Zadanie do wykonania: Zacytuj bez zmian ten fragment wpisu o tanich kołowrotkach, który otwierają słowa zawierające "Na pewno tak", a zamyka "na własnych doświadczeniach.".

Tanie kołowrotki - cena a jakość

/ 67 odpowiedzi

Witam wszystkich użytkowników serwisu i nie tylko.

Jak wiadomo powszechnie my Polacy nie należymy do najbogatszych narodowości na świecie, dlatego wielu z nas sumiennie odkłada pieniążki by raz na jakiś czas kupić dobry sprzęt wędkarski. Jednak czy wydawanie stosunkowo wielkich sum na sprzęt ma uzasadniony sens?? Pewnie wielu z nas zadało sobie kiedyś takie pytanie. Część wędkarzy nawet nie dopuszcza myśli łowienia sprzętem z niskiej półki. Ci bogatsi po prostu idą do sklepu i zlecają sprzedawcy zapakowania świetnego, minimum 10-cio łożyskowego Shimano, Mitchell’a czy SPRO, ci z mniejszym portfelem kupią taki sprzęt bardzo rzadko ukrywając przy tym cenę przed żoną (mężem). Czy to ma sens??

          Na pewno tak o ile chcemy łowić takim sprzęcikiem duże okazy czy też bardzo często jeździmy na rybki. Jak się jednak okazuje większość z nas nie jest częściej nad wodą niż raz w tygodniu, dlatego tak jak ja i większość z Was kupujemy kołowrotki tańsze.

         I słusznie.Często czytając posty na forum spotykam się z opinią, że kręciołki poniżej 300 PLN nie nadają się do niczego. Jednak są produkowane masowo i tak samo często znikają z półek sklepowych, a kosztowne maszyny stoją i w zasadzie robią za ozdobę w sklepie. Tanie kołowrotki nie są do niczego! Postaram się udowodnić tę tezę na własnych doświadczeniach.

(Zebrane dane)

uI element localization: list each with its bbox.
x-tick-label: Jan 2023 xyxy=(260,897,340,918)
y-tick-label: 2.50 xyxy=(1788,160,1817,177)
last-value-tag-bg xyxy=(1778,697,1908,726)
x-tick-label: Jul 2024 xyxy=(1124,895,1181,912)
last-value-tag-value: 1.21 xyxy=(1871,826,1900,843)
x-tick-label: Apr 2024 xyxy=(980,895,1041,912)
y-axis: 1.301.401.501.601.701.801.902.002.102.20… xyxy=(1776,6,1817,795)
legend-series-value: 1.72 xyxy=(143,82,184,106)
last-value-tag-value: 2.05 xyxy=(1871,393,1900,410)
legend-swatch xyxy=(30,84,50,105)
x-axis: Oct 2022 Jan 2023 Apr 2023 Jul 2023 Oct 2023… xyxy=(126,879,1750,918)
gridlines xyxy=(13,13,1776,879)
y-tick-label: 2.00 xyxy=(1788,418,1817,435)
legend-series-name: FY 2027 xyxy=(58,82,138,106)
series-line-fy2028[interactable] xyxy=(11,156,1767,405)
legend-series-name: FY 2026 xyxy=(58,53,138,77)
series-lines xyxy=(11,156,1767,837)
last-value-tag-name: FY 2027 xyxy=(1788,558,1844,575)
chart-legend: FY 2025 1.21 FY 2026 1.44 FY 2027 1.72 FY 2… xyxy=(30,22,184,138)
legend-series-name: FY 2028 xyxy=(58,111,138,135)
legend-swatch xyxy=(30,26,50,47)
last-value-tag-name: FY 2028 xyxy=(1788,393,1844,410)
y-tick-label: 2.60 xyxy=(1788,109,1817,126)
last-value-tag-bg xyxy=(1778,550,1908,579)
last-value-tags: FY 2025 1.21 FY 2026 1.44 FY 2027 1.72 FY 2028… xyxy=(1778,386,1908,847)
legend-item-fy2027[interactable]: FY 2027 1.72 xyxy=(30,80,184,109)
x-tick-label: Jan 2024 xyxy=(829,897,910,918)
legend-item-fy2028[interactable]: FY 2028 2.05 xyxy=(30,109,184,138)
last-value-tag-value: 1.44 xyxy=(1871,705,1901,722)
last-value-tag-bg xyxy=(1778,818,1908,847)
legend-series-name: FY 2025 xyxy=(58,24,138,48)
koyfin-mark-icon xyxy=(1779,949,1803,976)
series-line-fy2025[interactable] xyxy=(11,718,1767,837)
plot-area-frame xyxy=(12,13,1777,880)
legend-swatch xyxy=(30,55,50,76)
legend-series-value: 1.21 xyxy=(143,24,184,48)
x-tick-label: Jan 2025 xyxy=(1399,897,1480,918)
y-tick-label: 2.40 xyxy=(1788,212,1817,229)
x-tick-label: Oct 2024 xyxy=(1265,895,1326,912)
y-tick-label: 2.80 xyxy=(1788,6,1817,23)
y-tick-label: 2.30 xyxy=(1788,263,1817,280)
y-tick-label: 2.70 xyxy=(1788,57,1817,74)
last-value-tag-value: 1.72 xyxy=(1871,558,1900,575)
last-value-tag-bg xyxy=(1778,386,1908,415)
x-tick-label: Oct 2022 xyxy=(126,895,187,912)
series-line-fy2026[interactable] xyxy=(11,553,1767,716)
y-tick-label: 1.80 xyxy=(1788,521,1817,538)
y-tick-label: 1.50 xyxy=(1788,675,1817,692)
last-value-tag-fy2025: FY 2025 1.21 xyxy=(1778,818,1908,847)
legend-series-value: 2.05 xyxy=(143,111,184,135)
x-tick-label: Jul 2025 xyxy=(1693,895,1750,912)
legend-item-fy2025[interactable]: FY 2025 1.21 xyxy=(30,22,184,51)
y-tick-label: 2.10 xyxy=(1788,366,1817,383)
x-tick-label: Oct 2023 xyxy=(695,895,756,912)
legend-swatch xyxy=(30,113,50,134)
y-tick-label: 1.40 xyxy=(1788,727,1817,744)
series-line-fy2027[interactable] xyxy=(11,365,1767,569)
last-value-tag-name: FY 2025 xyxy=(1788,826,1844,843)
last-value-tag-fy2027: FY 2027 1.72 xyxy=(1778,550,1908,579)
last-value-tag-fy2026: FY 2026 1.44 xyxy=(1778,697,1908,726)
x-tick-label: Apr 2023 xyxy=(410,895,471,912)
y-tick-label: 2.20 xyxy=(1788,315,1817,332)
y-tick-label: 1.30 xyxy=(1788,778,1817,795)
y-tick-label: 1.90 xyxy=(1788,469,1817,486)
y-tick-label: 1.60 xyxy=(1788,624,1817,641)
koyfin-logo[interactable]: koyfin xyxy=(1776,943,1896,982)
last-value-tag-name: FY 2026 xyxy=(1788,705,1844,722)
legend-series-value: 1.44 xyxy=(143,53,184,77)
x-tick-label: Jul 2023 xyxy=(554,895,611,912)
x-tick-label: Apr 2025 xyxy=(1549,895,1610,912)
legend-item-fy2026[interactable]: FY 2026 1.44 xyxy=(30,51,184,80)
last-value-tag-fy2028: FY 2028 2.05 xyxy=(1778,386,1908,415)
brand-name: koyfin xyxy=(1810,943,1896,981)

Rozwiązanie poniżej:
Na pewno tak o ile chcemy łowić takim sprzęcikiem duże okazy czy też bardzo często jeździmy na rybki. Jak się jednak okazuje większość z nas nie jest częściej nad wodą niż raz w tygodniu, dlatego tak jak ja i większość z Was kupujemy kołowrotki tańsze.

         I słusznie.Często czytając posty na forum spotykam się z opinią, że kręciołki poniżej 300 PLN nie nadają się do niczego. Jednak są produkowane masowo i tak samo często znikają z półek sklepowych, a kosztowne maszyny stoją i w zasadzie robią za ozdobę w sklepie. Tanie kołowrotki nie są do niczego! Postaram się udowodnić tę tezę na własnych doświadczeniach.